--- Start of Information supplied ---

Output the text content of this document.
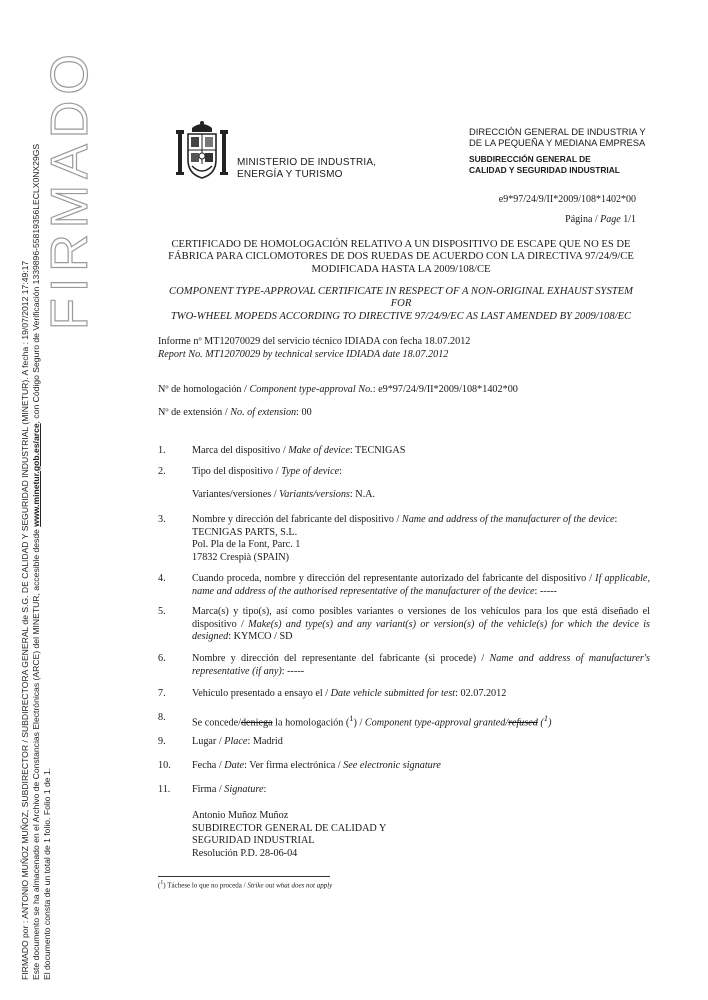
FIRMADO por : ANTONIO MUÑOZ MUÑOZ, SUBDIRECTOR / SUBDIRECTORA GENERAL de S.G. DE CALIDAD Y SEGURIDAD INDUSTRIAL (MINETUR). A fecha : 19/07/2012 17:49:17 Este documento se ha almacenado en el Archivo de Constancias Electrónicas (ARCE) del MINETUR, accesible desde www.minetur.gob.es/arce, con Código Seguro de Verificación 1339896-55819356LECLX0NX29GS
El documento consta de un total de 1 folio. Folio 1 de 1.
FIRMADO	MINISTERIO DE INDUSTRIA,
ENERGÍA Y TURISMO
DIRECCIÓN GENERAL DE INDUSTRIA Y
DE LA PEQUEÑA Y MEDIANA EMPRESA
SUBDIRECCIÓN GENERAL DE
CALIDAD Y SEGURIDAD INDUSTRIAL
e9*97/24/9/II*2009/108*1402*00
Página / Page 1/1
CERTIFICADO DE HOMOLOGACIÓN RELATIVO A UN DISPOSITIVO DE ESCAPE QUE NO ES DE
FÁBRICA PARA CICLOMOTORES DE DOS RUEDAS DE ACUERDO CON LA DIRECTIVA 97/24/9/CE
MODIFICADA HASTA LA 2009/108/CE
COMPONENT TYPE-APPROVAL CERTIFICATE IN RESPECT OF A NON-ORIGINAL EXHAUST SYSTEM FOR
TWO-WHEEL MOPEDS ACCORDING TO DIRECTIVE 97/24/9/EC AS LAST AMENDED BY 2009/108/EC
Informe nº MT12070029 del servicio técnico IDIADA con fecha 18.07.2012
Report No. MT12070029 by technical service IDIADA date 18.07.2012
Nº de homologación / Component type-approval No.: e9*97/24/9/II*2009/108*1402*00
Nº de extensión / No. of extension: 00
1.	Marca del dispositivo / Make of device: TECNIGAS
2.	Tipo del dispositivo / Type of device:
Variantes/versiones / Variants/versions: N.A.
3.	Nombre y dirección del fabricante del dispositivo / Name and address of the manufacturer of the device:
TECNIGAS PARTS, S.L.
Pol. Pla de la Font, Parc. 1
17832 Crespià (SPAIN)
4.	Cuando proceda, nombre y dirección del representante autorizado del fabricante del dispositivo / If applicable, name and address of the authorised representative of the manufacturer of the device: -----
5.	Marca(s) y tipo(s), así como posibles variantes o versiones de los vehículos para los que está diseñado el dispositivo / Make(s) and type(s) and any variant(s) or version(s) of the vehicle(s) for which the device is designed: KYMCO / SD
6.	Nombre y dirección del representante del fabricante (si procede) / Name and address of manufacturer's representative (if any): -----
7.	Vehículo presentado a ensayo el / Date vehicle submitted for test: 02.07.2012
8.	Se concede/deniega la homologación ($^1$) / Component type-approval granted/refused ($^1$)
9.	Lugar / Place: Madrid
10. Fecha / Date: Ver firma electrónica / See electronic signature
11. Firma / Signature:
Antonio Muñoz Muñoz
SUBDIRECTOR GENERAL DE CALIDAD Y
SEGURIDAD INDUSTRIAL
Resolución P.D. 28-06-04
($^1$) Táchese lo que no proceda / Strike out what does not apply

--- End of Information supplied ---

Transcribe the full listing above exactly, with the images removed.

Correct response:
Output the text content of this document.
FIRMADO por : ANTONIO MUÑOZ MUÑOZ, SUBDIRECTOR / SUBDIRECTORA GENERAL de S.G. DE CALIDAD Y SEGURIDAD INDUSTRIAL (MINETUR). A fecha : 19/07/2012 17:49:17 Este documento se ha almacenado en el Archivo de Constancias Electrónicas (ARCE) del MINETUR, accesible desde www.minetur.gob.es/arce, con Código Seguro de Verificación 1339896-55819356LECLX0NX29GS
El documento consta de un total de 1 folio. Folio 1 de 1.
FIRMADO	MINISTERIO DE INDUSTRIA,
ENERGÍA Y TURISMO
DIRECCIÓN GENERAL DE INDUSTRIA Y
DE LA PEQUEÑA Y MEDIANA EMPRESA
SUBDIRECCIÓN GENERAL DE
CALIDAD Y SEGURIDAD INDUSTRIAL
e9*97/24/9/II*2009/108*1402*00
Página / Page 1/1
CERTIFICADO DE HOMOLOGACIÓN RELATIVO A UN DISPOSITIVO DE ESCAPE QUE NO ES DE
FÁBRICA PARA CICLOMOTORES DE DOS RUEDAS DE ACUERDO CON LA DIRECTIVA 97/24/9/CE
MODIFICADA HASTA LA 2009/108/CE
COMPONENT TYPE-APPROVAL CERTIFICATE IN RESPECT OF A NON-ORIGINAL EXHAUST SYSTEM FOR
TWO-WHEEL MOPEDS ACCORDING TO DIRECTIVE 97/24/9/EC AS LAST AMENDED BY 2009/108/EC
Informe nº MT12070029 del servicio técnico IDIADA con fecha 18.07.2012
Report No. MT12070029 by technical service IDIADA date 18.07.2012
Nº de homologación / Component type-approval No.: e9*97/24/9/II*2009/108*1402*00
Nº de extensión / No. of extension: 00
1.	Marca del dispositivo / Make of device: TECNIGAS
2.	Tipo del dispositivo / Type of device:
Variantes/versiones / Variants/versions: N.A.
3.	Nombre y dirección del fabricante del dispositivo / Name and address of the manufacturer of the device:
TECNIGAS PARTS, S.L.
Pol. Pla de la Font, Parc. 1
17832 Crespià (SPAIN)
4.	Cuando proceda, nombre y dirección del representante autorizado del fabricante del dispositivo / If applicable, name and address of the authorised representative of the manufacturer of the device: -----
5.	Marca(s) y tipo(s), así como posibles variantes o versiones de los vehículos para los que está diseñado el dispositivo / Make(s) and type(s) and any variant(s) or version(s) of the vehicle(s) for which the device is designed: KYMCO / SD
6.	Nombre y dirección del representante del fabricante (si procede) / Name and address of manufacturer's representative (if any): -----
7.	Vehículo presentado a ensayo el / Date vehicle submitted for test: 02.07.2012
8.	Se concede/deniega la homologación ($^1$) / Component type-approval granted/refused ($^1$)
9.	Lugar / Place: Madrid
10. Fecha / Date: Ver firma electrónica / See electronic signature
11. Firma / Signature:
Antonio Muñoz Muñoz
SUBDIRECTOR GENERAL DE CALIDAD Y
SEGURIDAD INDUSTRIAL
Resolución P.D. 28-06-04
($^1$) Táchese lo que no proceda / Strike out what does not apply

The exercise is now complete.